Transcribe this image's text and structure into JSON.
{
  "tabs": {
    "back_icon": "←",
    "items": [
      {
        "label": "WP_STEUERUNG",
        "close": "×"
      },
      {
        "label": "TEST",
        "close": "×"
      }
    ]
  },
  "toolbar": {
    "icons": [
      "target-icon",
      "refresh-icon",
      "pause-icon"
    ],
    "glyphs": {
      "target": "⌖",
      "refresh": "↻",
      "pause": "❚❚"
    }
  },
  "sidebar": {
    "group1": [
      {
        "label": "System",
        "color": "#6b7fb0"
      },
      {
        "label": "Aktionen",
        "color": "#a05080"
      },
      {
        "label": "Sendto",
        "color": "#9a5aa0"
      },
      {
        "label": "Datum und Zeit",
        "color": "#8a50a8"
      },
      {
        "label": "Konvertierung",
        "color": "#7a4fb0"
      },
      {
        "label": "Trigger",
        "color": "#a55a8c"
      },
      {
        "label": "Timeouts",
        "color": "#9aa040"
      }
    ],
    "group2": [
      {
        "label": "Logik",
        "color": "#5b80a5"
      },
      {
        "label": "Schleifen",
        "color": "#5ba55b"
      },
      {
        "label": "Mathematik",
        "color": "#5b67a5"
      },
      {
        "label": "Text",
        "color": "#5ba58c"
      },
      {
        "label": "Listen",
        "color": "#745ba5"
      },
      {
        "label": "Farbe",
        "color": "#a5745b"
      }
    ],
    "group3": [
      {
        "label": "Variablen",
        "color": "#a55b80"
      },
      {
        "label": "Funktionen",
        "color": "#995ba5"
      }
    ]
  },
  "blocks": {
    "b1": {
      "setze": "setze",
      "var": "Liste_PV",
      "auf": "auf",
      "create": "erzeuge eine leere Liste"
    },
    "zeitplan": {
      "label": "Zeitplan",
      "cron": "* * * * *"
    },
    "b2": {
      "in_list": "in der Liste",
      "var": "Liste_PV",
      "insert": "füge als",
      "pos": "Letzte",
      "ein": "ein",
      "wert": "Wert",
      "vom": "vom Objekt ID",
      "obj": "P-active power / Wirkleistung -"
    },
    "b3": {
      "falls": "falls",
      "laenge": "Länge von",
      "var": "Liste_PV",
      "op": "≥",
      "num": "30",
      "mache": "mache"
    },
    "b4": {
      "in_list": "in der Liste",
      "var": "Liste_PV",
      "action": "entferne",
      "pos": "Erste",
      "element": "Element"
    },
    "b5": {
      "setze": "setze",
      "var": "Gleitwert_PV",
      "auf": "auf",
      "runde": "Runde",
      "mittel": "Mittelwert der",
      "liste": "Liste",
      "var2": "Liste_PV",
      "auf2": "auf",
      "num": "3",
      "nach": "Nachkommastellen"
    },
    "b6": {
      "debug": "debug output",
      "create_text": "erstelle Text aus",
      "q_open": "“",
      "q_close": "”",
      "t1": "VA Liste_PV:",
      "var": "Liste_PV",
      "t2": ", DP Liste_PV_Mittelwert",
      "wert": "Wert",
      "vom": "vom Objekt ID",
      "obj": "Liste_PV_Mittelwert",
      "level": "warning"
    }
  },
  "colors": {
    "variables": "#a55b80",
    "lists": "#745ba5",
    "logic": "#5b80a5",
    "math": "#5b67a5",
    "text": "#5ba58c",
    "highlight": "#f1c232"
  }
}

━━━━━━━━

WHAT IS ASKED >>
Write the complete data out, exactly as above.

ANSWER TO THE EXERCISE >>
Transcribe this image's text and structure into JSON.
{
  "tabs": {
    "back_icon": "←",
    "items": [
      {
        "label": "WP_STEUERUNG",
        "close": "×"
      },
      {
        "label": "TEST",
        "close": "×"
      }
    ]
  },
  "toolbar": {
    "icons": [
      "target-icon",
      "refresh-icon",
      "pause-icon"
    ],
    "glyphs": {
      "target": "⌖",
      "refresh": "↻",
      "pause": "❚❚"
    }
  },
  "sidebar": {
    "group1": [
      {
        "label": "System",
        "color": "#6b7fb0"
      },
      {
        "label": "Aktionen",
        "color": "#a05080"
      },
      {
        "label": "Sendto",
        "color": "#9a5aa0"
      },
      {
        "label": "Datum und Zeit",
        "color": "#8a50a8"
      },
      {
        "label": "Konvertierung",
        "color": "#7a4fb0"
      },
      {
        "label": "Trigger",
        "color": "#a55a8c"
      },
      {
        "label": "Timeouts",
        "color": "#9aa040"
      }
    ],
    "group2": [
      {
        "label": "Logik",
        "color": "#5b80a5"
      },
      {
        "label": "Schleifen",
        "color": "#5ba55b"
      },
      {
        "label": "Mathematik",
        "color": "#5b67a5"
      },
      {
        "label": "Text",
        "color": "#5ba58c"
      },
      {
        "label": "Listen",
        "color": "#745ba5"
      },
      {
        "label": "Farbe",
        "color": "#a5745b"
      }
    ],
    "group3": [
      {
        "label": "Variablen",
        "color": "#a55b80"
      },
      {
        "label": "Funktionen",
        "color": "#995ba5"
      }
    ]
  },
  "blocks": {
    "b1": {
      "setze": "setze",
      "var": "Liste_PV",
      "auf": "auf",
      "create": "erzeuge eine leere Liste"
    },
    "zeitplan": {
      "label": "Zeitplan",
      "cron": "* * * * *"
    },
    "b2": {
      "in_list": "in der Liste",
      "var": "Liste_PV",
      "insert": "füge als",
      "pos": "Letzte",
      "ein": "ein",
      "wert": "Wert",
      "vom": "vom Objekt ID",
      "obj": "P-active power / Wirkleistung -"
    },
    "b3": {
      "falls": "falls",
      "laenge": "Länge von",
      "var": "Liste_PV",
      "op": "≥",
      "num": "30",
      "mache": "mache"
    },
    "b4": {
      "in_list": "in der Liste",
      "var": "Liste_PV",
      "action": "entferne",
      "pos": "Erste",
      "element": "Element"
    },
    "b5": {
      "setze": "setze",
      "var": "Gleitwert_PV",
      "auf": "auf",
      "runde": "Runde",
      "mittel": "Mittelwert der",
      "liste": "Liste",
      "var2": "Liste_PV",
      "auf2": "auf",
      "num": "3",
      "nach": "Nachkommastellen"
    },
    "b6": {
      "debug": "debug output",
      "create_text": "erstelle Text aus",
      "q_open": "“",
      "q_close": "”",
      "t1": "VA Liste_PV:",
      "var": "Liste_PV",
      "t2": ", DP Liste_PV_Mittelwert",
      "wert": "Wert",
      "vom": "vom Objekt ID",
      "obj": "Liste_PV_Mittelwert",
      "level": "warning"
    }
  },
  "colors": {
    "variables": "#a55b80",
    "lists": "#745ba5",
    "logic": "#5b80a5",
    "math": "#5b67a5",
    "text": "#5ba58c",
    "highlight": "#f1c232"
  }
}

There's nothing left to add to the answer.